--- THE TASK ---
Return each line of the entries below word for word, leaving out the pictures.

Excerpts from a layout annotation set:
|---|

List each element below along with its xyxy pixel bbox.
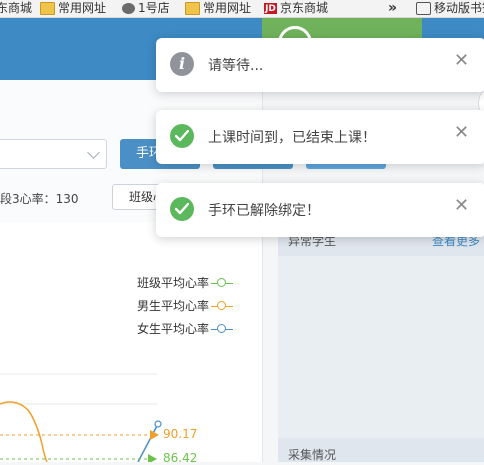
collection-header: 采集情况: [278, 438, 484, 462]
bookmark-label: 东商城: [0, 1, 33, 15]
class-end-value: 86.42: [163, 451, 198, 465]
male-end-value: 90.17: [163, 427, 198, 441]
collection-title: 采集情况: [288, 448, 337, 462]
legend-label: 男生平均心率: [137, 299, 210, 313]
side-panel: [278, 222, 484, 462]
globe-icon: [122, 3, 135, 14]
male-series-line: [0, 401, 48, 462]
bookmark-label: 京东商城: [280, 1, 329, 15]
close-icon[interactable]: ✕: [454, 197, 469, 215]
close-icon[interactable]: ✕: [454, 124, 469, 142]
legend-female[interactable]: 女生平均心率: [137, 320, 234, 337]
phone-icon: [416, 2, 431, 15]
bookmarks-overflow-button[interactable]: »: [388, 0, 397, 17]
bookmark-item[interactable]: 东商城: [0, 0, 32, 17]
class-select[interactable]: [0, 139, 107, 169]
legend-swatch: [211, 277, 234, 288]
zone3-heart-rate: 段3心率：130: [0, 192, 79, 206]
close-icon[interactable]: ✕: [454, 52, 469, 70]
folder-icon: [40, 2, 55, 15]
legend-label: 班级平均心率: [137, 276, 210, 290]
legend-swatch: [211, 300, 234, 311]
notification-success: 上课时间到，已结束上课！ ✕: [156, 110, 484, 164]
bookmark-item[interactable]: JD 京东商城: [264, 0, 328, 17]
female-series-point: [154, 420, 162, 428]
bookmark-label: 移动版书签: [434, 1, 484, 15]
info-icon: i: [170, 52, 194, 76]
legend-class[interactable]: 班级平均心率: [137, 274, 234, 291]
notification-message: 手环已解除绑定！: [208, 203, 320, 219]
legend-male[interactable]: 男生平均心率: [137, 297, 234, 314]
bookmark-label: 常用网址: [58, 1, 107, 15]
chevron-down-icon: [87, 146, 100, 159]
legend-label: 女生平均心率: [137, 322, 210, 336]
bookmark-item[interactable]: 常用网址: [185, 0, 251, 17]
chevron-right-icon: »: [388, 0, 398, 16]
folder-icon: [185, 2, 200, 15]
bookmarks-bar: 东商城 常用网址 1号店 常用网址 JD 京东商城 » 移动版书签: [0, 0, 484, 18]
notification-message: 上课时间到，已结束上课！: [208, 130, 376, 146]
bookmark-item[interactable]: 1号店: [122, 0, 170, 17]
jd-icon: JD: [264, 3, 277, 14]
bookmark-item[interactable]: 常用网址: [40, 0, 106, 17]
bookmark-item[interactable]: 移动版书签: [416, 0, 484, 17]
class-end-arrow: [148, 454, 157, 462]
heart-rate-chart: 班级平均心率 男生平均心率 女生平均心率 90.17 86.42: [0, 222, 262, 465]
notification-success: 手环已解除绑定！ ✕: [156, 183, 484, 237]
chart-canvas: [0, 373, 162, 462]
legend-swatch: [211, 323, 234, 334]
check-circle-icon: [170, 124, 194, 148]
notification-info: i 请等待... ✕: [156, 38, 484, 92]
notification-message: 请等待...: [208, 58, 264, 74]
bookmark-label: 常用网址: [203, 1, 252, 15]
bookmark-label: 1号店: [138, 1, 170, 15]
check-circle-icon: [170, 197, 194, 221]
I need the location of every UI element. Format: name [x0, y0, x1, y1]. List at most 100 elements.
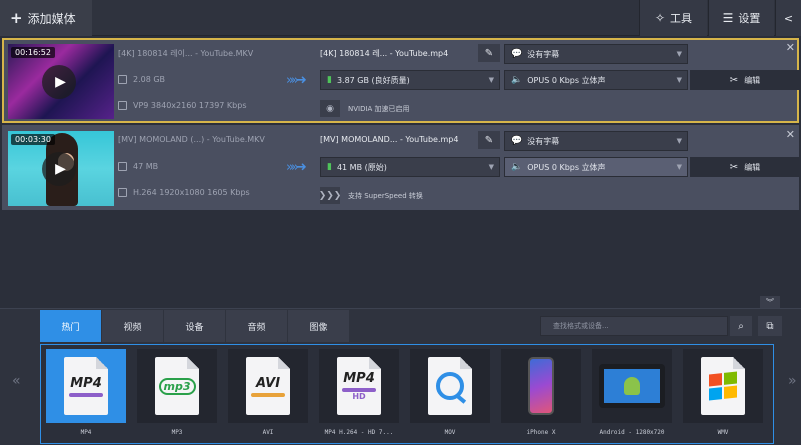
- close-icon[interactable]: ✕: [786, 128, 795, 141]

|---|

--- THE RESPONSE ---
List each element below along with its xyxy pixel bbox.
collection-header: 采集情况: [278, 438, 484, 462]
bookmark-label: 东商城: [0, 1, 33, 15]
class-end-value: 86.42: [163, 451, 198, 465]
male-end-value: 90.17: [163, 427, 198, 441]
collection-title: 采集情况: [288, 448, 337, 462]
legend-label: 男生平均心率: [137, 299, 210, 313]
side-panel: [278, 222, 484, 462]
globe-icon: [122, 3, 135, 14]
male-series-line: [0, 401, 48, 462]
bookmark-label: 京东商城: [280, 1, 329, 15]
close-icon[interactable]: ✕: [454, 197, 469, 215]
close-icon[interactable]: ✕: [454, 124, 469, 142]
legend-female[interactable]: 女生平均心率: [137, 320, 234, 337]
phone-icon: [416, 2, 431, 15]
bookmarks-overflow-button[interactable]: »: [388, 0, 397, 17]
bookmark-item[interactable]: 东商城: [0, 0, 32, 17]
class-select[interactable]: [0, 139, 107, 169]
legend-swatch: [211, 277, 234, 288]
zone3-heart-rate: 段3心率：130: [0, 192, 79, 206]
close-icon[interactable]: ✕: [454, 52, 469, 70]
folder-icon: [40, 2, 55, 15]
legend-label: 班级平均心率: [137, 276, 210, 290]
legend-swatch: [211, 300, 234, 311]
notification-success: 上课时间到，已结束上课！ ✕: [156, 110, 484, 164]
bookmark-item[interactable]: JD 京东商城: [264, 0, 328, 17]
female-series-point: [154, 420, 162, 428]
bookmark-label: 移动版书签: [434, 1, 484, 15]
info-icon: i: [170, 52, 194, 76]
legend-class[interactable]: 班级平均心率: [137, 274, 234, 291]
notification-message: 手环已解除绑定！: [208, 203, 320, 219]
legend-male[interactable]: 男生平均心率: [137, 297, 234, 314]
bookmark-label: 常用网址: [58, 1, 107, 15]
chevron-down-icon: [87, 146, 100, 159]
legend-label: 女生平均心率: [137, 322, 210, 336]
bookmark-item[interactable]: 常用网址: [185, 0, 251, 17]
chevron-right-icon: »: [388, 0, 398, 16]
folder-icon: [185, 2, 200, 15]
bookmarks-bar: 东商城 常用网址 1号店 常用网址 JD 京东商城 » 移动版书签: [0, 0, 484, 18]
notification-message: 上课时间到，已结束上课！: [208, 130, 376, 146]
bookmark-item[interactable]: 1号店: [122, 0, 170, 17]
jd-icon: JD: [264, 3, 277, 14]
bookmark-item[interactable]: 常用网址: [40, 0, 106, 17]
bookmark-item[interactable]: 移动版书签: [416, 0, 484, 17]
class-end-arrow: [148, 454, 157, 462]
heart-rate-chart: 班级平均心率 男生平均心率 女生平均心率 90.17 86.42: [0, 222, 262, 465]
notification-success: 手环已解除绑定！ ✕: [156, 183, 484, 237]
chart-canvas: [0, 373, 162, 462]
legend-swatch: [211, 323, 234, 334]
check-circle-icon: [170, 124, 194, 148]
notification-info: i 请等待... ✕: [156, 38, 484, 92]
notification-message: 请等待...: [208, 58, 264, 74]
bookmark-label: 常用网址: [203, 1, 252, 15]
bookmark-label: 1号店: [138, 1, 170, 15]
check-circle-icon: [170, 197, 194, 221]
I need the location of every UI element. Format: name [x0, y0, x1, y1]. List at most 100 elements.
- close-icon[interactable]: ✕: [786, 128, 795, 141]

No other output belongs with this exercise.